▸ REQUEST
Look through the records and report how many lines include the word "Kongregace", with no other words.

***** PROVIDED ENTRIES

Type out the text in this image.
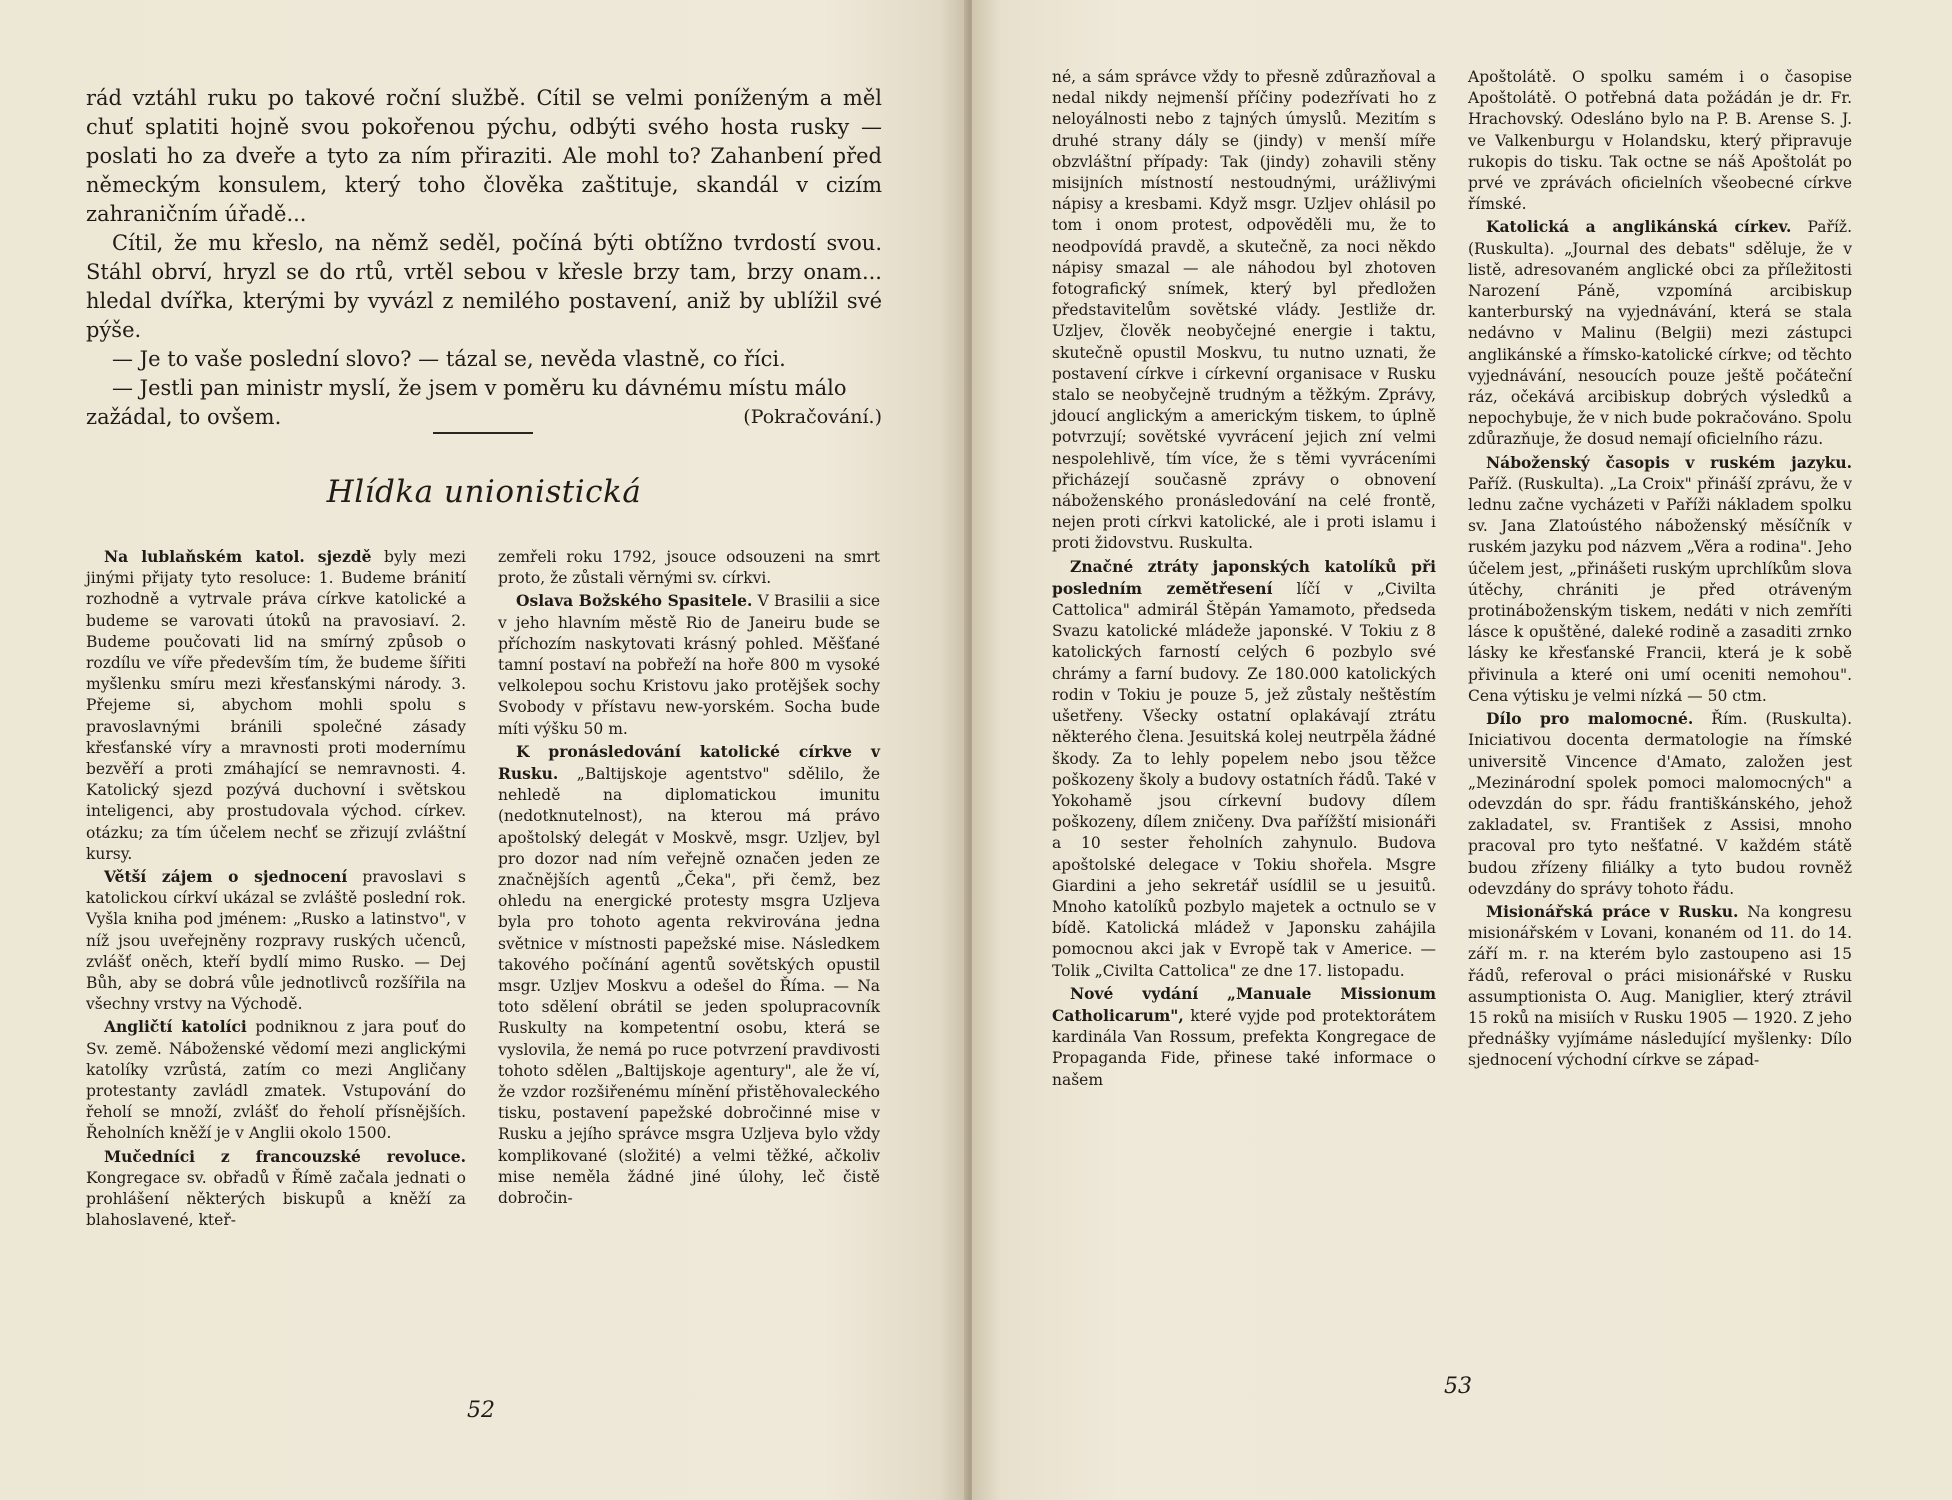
rád vztáhl ruku po takové roční službě. Cítil se velmi poníženým a měl chuť splatiti hojně svou pokořenou pýchu, odbýti svého hosta rusky — poslati ho za dveře a tyto za ním přiraziti. Ale mohl to? Zahanbení před německým konsulem, který toho člověka zaštituje, skandál v cizím zahraničním úřadě...

Cítil, že mu křeslo, na němž seděl, počíná býti obtížno tvrdostí svou. Stáhl obrví, hryzl se do rtů, vrtěl sebou v křesle brzy tam, brzy onam... hledal dvířka, kterými by vyvázl z nemilého postavení, aniž by ublížil své pýše.

— Je to vaše poslední slovo? — tázal se, nevěda vlastně, co říci.

— Jestli pan ministr myslí, že jsem v poměru ku dávnému místu málo zažádal, to ovšem.	(Pokračování.)

Hlídka unionistická

Na lublaňském katol. sjezdě byly mezi jinými přijaty tyto resoluce: 1. Budeme bránití rozhodně a vytrvale práva církve katolické a budeme se varovati útoků na pravosiaví. 2. Budeme poučovati lid na smírný způsob o rozdílu ve víře především tím, že budeme šířiti myšlenku smíru mezi křesťanskými národy. 3. Přejeme si, abychom mohli spolu s pravoslavnými bránili společné zásady křesťanské víry a mravnosti proti modernímu bezvěří a proti zmáhající se nemravnosti. 4. Katolický sjezd pozývá duchovní i světskou inteligenci, aby prostudovala východ. církev. otázku; za tím účelem nechť se zřizují zvláštní kursy.

Větší zájem o sjednocení pravoslavi s katolickou církví ukázal se zvláště poslední rok. Vyšla kniha pod jménem: „Rusko a latinstvo", v níž jsou uveřejněny rozpravy ruských učenců, zvlášť oněch, kteří bydlí mimo Rusko. — Dej Bůh, aby se dobrá vůle jednotlivců rozšířila na všechny vrstvy na Východě.

Angličtí katolíci podniknou z jara pouť do Sv. země. Náboženské vědomí mezi anglickými katolíky vzrůstá, zatím co mezi Angličany protestanty zavládl zmatek. Vstupování do řeholí se množí, zvlášť do řeholí přísnějších. Řeholních kněží je v Anglii okolo 1500.

Mučedníci z francouzské revoluce. Kongregace sv. obřadů v Římě začala jednati o prohlášení některých biskupů a kněží za blahoslavené, kteř-

zemřeli roku 1792, jsouce odsouzeni na smrt proto, že zůstali věrnými sv. církvi.

Oslava Božského Spasitele. V Brasilii a sice v jeho hlavním městě Rio de Janeiru bude se příchozím naskytovati krásný pohled. Měšťané tamní postaví na pobřeží na hoře 800 m vysoké velkolepou sochu Kristovu jako protějšek sochy Svobody v přístavu new-yorském. Socha bude míti výšku 50 m.

K pronásledování katolické církve v Rusku. „Baltijskoje agentstvo" sdělilo, že nehledě na diplomatickou imunitu (nedotknutelnost), na kterou má právo apoštolský delegát v Moskvě, msgr. Uzljev, byl pro dozor nad ním veřejně označen jeden ze značnějších agentů „Čeka", při čemž, bez ohledu na energické protesty msgra Uzljeva byla pro tohoto agenta rekvirována jedna světnice v místnosti papežské mise. Následkem takového počínání agentů sovětských opustil msgr. Uzljev Moskvu a odešel do Říma. — Na toto sdělení obrátil se jeden spolupracovník Ruskulty na kompetentní osobu, která se vyslovila, že nemá po ruce potvrzení pravdivosti tohoto sdělen „Baltijskoje agentury", ale že ví, že vzdor rozšiřenému mínění přistěhovaleckého tisku, postavení papežské dobročinné mise v Rusku a jejího správce msgra Uzljeva bylo vždy komplikované (složité) a velmi těžké, ačkoliv mise neměla žádné jiné úlohy, leč čistě dobročin-

52

né, a sám správce vždy to přesně zdůrazňoval a nedal nikdy nejmenší příčiny podezřívati ho z neloyálnosti nebo z tajných úmyslů. Mezitím s druhé strany dály se (jindy) v menší míře obzvláštní případy: Tak (jindy) zohavili stěny misijních místností nestoudnými, urážlivými nápisy a kresbami. Když msgr. Uzljev ohlásil po tom i onom protest, odpověděli mu, že to neodpovídá pravdě, a skutečně, za noci někdo nápisy smazal — ale náhodou byl zhotoven fotografický snímek, který byl předložen představitelům sovětské vlády. Jestliže dr. Uzljev, člověk neobyčejné energie i taktu, skutečně opustil Moskvu, tu nutno uznati, že postavení církve i církevní organisace v Rusku stalo se neobyčejně trudným a těžkým. Zprávy, jdoucí anglickým a americkým tiskem, to úplně potvrzují; sovětské vyvrácení jejich zní velmi nespolehlivě, tím více, že s těmi vyvráceními přicházejí současně zprávy o obnovení náboženského pronásledování na celé frontě, nejen proti církvi katolické, ale i proti islamu i proti židovstvu. Ruskulta.

Značné ztráty japonských katolíků při posledním zemětřesení líčí v „Civilta Cattolica" admirál Štěpán Yamamoto, předseda Svazu katolické mládeže japonské. V Tokiu z 8 katolických farností celých 6 pozbylo své chrámy a farní budovy. Ze 180.000 katolických rodin v Tokiu je pouze 5, jež zůstaly neštěstím ušetřeny. Všecky ostatní oplakávají ztrátu některého člena. Jesuitská kolej neutrpěla žádné škody. Za to lehly popelem nebo jsou těžce poškozeny školy a budovy ostatních řádů. Také v Yokohamě jsou církevní budovy dílem poškozeny, dílem zničeny. Dva pařížští misionáři a 10 sester řeholních zahynulo. Budova apoštolské delegace v Tokiu shořela. Msgre Giardini a jeho sekretář usídlil se u jesuitů. Mnoho katolíků pozbylo majetek a octnulo se v bídě. Katolická mládež v Japonsku zahájila pomocnou akci jak v Evropě tak v Americe. — Tolik „Civilta Cattolica" ze dne 17. listopadu.

Nové vydání „Manuale Missionum Catholicarum", které vyjde pod protektorátem kardinála Van Rossum, prefekta Kongregace de Propaganda Fide, přinese také informace o našem

Apoštolátě. O spolku samém i o časopise Apoštolátě. O potřebná data požádán je dr. Fr. Hrachovský. Odesláno bylo na P. B. Arense S. J. ve Valkenburgu v Holandsku, který připravuje rukopis do tisku. Tak octne se náš Apoštolát po prvé ve zprávách oficielních všeobecné církve římské.

Katolická a anglikánská církev. Paříž. (Ruskulta). „Journal des debats" sděluje, že v listě, adresovaném anglické obci za příležitosti Narození Páně, vzpomíná arcibiskup kanterburský na vyjednávání, která se stala nedávno v Malinu (Belgii) mezi zástupci anglikánské a římsko-katolické církve; od těchto vyjednávání, nesoucích pouze ještě počáteční ráz, očekává arcibiskup dobrých výsledků a nepochybuje, že v nich bude pokračováno. Spolu zdůrazňuje, že dosud nemají oficielního rázu.

Náboženský časopis v ruském jazyku. Paříž. (Ruskulta). „La Croix" přináší zprávu, že v lednu začne vycházeti v Paříži nákladem spolku sv. Jana Zlatoústého náboženský měsíčník v ruském jazyku pod názvem „Věra a rodina". Jeho účelem jest, „přinášeti ruským uprchlíkům slova útěchy, chrániti je před otráveným protináboženským tiskem, nedáti v nich zemříti lásce k opuštěné, daleké rodině a zasaditi zrnko lásky ke křesťanské Francii, která je k sobě přivinula a které oni umí oceniti nemohou". Cena výtisku je velmi nízká — 50 ctm.

Dílo pro malomocné. Řím. (Ruskulta). Iniciativou docenta dermatologie na římské universitě Vincence d'Amato, založen jest „Mezinárodní spolek pomoci malomocných" a odevzdán do spr. řádu františkánského, jehož zakladatel, sv. František z Assisi, mnoho pracoval pro tyto nešťatné. V každém státě budou zřízeny filiálky a tyto budou rovněž odevzdány do správy tohoto řádu.

Misionářská práce v Rusku. Na kongresu misionářském v Lovani, konaném od 11. do 14. září m. r. na kterém bylo zastoupeno asi 15 řádů, referoval o práci misionářské v Rusku assumptionista O. Aug. Maniglier, který ztrávil 15 roků na misiích v Rusku 1905 — 1920. Z jeho přednášky vyjímáme následující myšlenky: Dílo sjednocení východní církve se západ-

53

**********

▸ OUTPUT BELOW
2